Retype each entry below, keeping every character the same.

--- START ---

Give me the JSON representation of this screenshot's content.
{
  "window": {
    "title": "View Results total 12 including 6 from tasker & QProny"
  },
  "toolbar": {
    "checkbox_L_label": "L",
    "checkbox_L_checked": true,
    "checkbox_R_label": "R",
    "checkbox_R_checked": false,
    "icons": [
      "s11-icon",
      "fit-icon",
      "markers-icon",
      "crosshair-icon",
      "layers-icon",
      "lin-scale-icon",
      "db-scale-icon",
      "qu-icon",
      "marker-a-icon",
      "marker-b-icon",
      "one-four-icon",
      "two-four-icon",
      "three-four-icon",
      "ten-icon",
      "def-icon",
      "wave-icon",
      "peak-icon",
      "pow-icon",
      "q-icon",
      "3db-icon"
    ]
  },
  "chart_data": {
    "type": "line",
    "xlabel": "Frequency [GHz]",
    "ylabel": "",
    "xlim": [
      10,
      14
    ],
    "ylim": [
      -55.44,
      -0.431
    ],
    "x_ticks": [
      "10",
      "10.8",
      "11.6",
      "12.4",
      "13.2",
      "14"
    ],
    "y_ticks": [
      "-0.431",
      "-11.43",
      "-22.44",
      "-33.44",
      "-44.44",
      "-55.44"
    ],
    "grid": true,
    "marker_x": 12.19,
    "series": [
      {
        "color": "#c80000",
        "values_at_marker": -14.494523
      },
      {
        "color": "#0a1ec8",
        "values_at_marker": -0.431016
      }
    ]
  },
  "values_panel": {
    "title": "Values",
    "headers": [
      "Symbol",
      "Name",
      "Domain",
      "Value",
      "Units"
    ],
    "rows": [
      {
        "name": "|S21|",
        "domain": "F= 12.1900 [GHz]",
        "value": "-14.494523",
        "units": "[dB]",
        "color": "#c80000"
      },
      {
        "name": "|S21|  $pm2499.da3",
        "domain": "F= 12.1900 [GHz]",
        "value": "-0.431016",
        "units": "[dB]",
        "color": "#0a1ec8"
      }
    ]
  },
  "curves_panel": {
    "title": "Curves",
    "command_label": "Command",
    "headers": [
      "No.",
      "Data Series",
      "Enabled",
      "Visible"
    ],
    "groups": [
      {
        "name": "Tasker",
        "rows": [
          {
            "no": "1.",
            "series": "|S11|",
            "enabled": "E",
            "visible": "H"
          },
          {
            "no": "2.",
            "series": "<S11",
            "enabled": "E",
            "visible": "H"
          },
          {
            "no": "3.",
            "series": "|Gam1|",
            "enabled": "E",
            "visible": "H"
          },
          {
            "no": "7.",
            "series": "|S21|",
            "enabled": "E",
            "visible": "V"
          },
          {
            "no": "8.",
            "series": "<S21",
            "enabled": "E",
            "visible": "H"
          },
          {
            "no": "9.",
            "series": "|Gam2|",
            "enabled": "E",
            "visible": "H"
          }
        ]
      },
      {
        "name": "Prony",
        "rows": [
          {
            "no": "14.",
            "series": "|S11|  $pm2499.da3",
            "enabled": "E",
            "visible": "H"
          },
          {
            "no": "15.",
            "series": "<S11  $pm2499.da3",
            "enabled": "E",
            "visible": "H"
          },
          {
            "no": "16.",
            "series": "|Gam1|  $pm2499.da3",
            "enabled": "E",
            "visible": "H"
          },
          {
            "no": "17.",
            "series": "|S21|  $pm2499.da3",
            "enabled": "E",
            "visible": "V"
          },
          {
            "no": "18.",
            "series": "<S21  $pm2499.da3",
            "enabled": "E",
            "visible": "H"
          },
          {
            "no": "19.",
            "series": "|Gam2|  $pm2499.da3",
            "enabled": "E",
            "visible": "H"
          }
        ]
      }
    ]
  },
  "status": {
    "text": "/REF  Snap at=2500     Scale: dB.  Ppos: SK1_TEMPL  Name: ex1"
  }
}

--- END ---

**The response**
Give me the JSON representation of this screenshot's content.
{
  "window": {
    "title": "View Results total 12 including 6 from tasker & QProny"
  },
  "toolbar": {
    "checkbox_L_label": "L",
    "checkbox_L_checked": true,
    "checkbox_R_label": "R",
    "checkbox_R_checked": false,
    "icons": [
      "s11-icon",
      "fit-icon",
      "markers-icon",
      "crosshair-icon",
      "layers-icon",
      "lin-scale-icon",
      "db-scale-icon",
      "qu-icon",
      "marker-a-icon",
      "marker-b-icon",
      "one-four-icon",
      "two-four-icon",
      "three-four-icon",
      "ten-icon",
      "def-icon",
      "wave-icon",
      "peak-icon",
      "pow-icon",
      "q-icon",
      "3db-icon"
    ]
  },
  "chart_data": {
    "type": "line",
    "xlabel": "Frequency [GHz]",
    "ylabel": "",
    "xlim": [
      10,
      14
    ],
    "ylim": [
      -55.44,
      -0.431
    ],
    "x_ticks": [
      "10",
      "10.8",
      "11.6",
      "12.4",
      "13.2",
      "14"
    ],
    "y_ticks": [
      "-0.431",
      "-11.43",
      "-22.44",
      "-33.44",
      "-44.44",
      "-55.44"
    ],
    "grid": true,
    "marker_x": 12.19,
    "series": [
      {
        "color": "#c80000",
        "values_at_marker": -14.494523
      },
      {
        "color": "#0a1ec8",
        "values_at_marker": -0.431016
      }
    ]
  },
  "values_panel": {
    "title": "Values",
    "headers": [
      "Symbol",
      "Name",
      "Domain",
      "Value",
      "Units"
    ],
    "rows": [
      {
        "name": "|S21|",
        "domain": "F= 12.1900 [GHz]",
        "value": "-14.494523",
        "units": "[dB]",
        "color": "#c80000"
      },
      {
        "name": "|S21|  $pm2499.da3",
        "domain": "F= 12.1900 [GHz]",
        "value": "-0.431016",
        "units": "[dB]",
        "color": "#0a1ec8"
      }
    ]
  },
  "curves_panel": {
    "title": "Curves",
    "command_label": "Command",
    "headers": [
      "No.",
      "Data Series",
      "Enabled",
      "Visible"
    ],
    "groups": [
      {
        "name": "Tasker",
        "rows": [
          {
            "no": "1.",
            "series": "|S11|",
            "enabled": "E",
            "visible": "H"
          },
          {
            "no": "2.",
            "series": "<S11",
            "enabled": "E",
            "visible": "H"
          },
          {
            "no": "3.",
            "series": "|Gam1|",
            "enabled": "E",
            "visible": "H"
          },
          {
            "no": "7.",
            "series": "|S21|",
            "enabled": "E",
            "visible": "V"
          },
          {
            "no": "8.",
            "series": "<S21",
            "enabled": "E",
            "visible": "H"
          },
          {
            "no": "9.",
            "series": "|Gam2|",
            "enabled": "E",
            "visible": "H"
          }
        ]
      },
      {
        "name": "Prony",
        "rows": [
          {
            "no": "14.",
            "series": "|S11|  $pm2499.da3",
            "enabled": "E",
            "visible": "H"
          },
          {
            "no": "15.",
            "series": "<S11  $pm2499.da3",
            "enabled": "E",
            "visible": "H"
          },
          {
            "no": "16.",
            "series": "|Gam1|  $pm2499.da3",
            "enabled": "E",
            "visible": "H"
          },
          {
            "no": "17.",
            "series": "|S21|  $pm2499.da3",
            "enabled": "E",
            "visible": "V"
          },
          {
            "no": "18.",
            "series": "<S21  $pm2499.da3",
            "enabled": "E",
            "visible": "H"
          },
          {
            "no": "19.",
            "series": "|Gam2|  $pm2499.da3",
            "enabled": "E",
            "visible": "H"
          }
        ]
      }
    ]
  },
  "status": {
    "text": "/REF  Snap at=2500     Scale: dB.  Ppos: SK1_TEMPL  Name: ex1"
  }
}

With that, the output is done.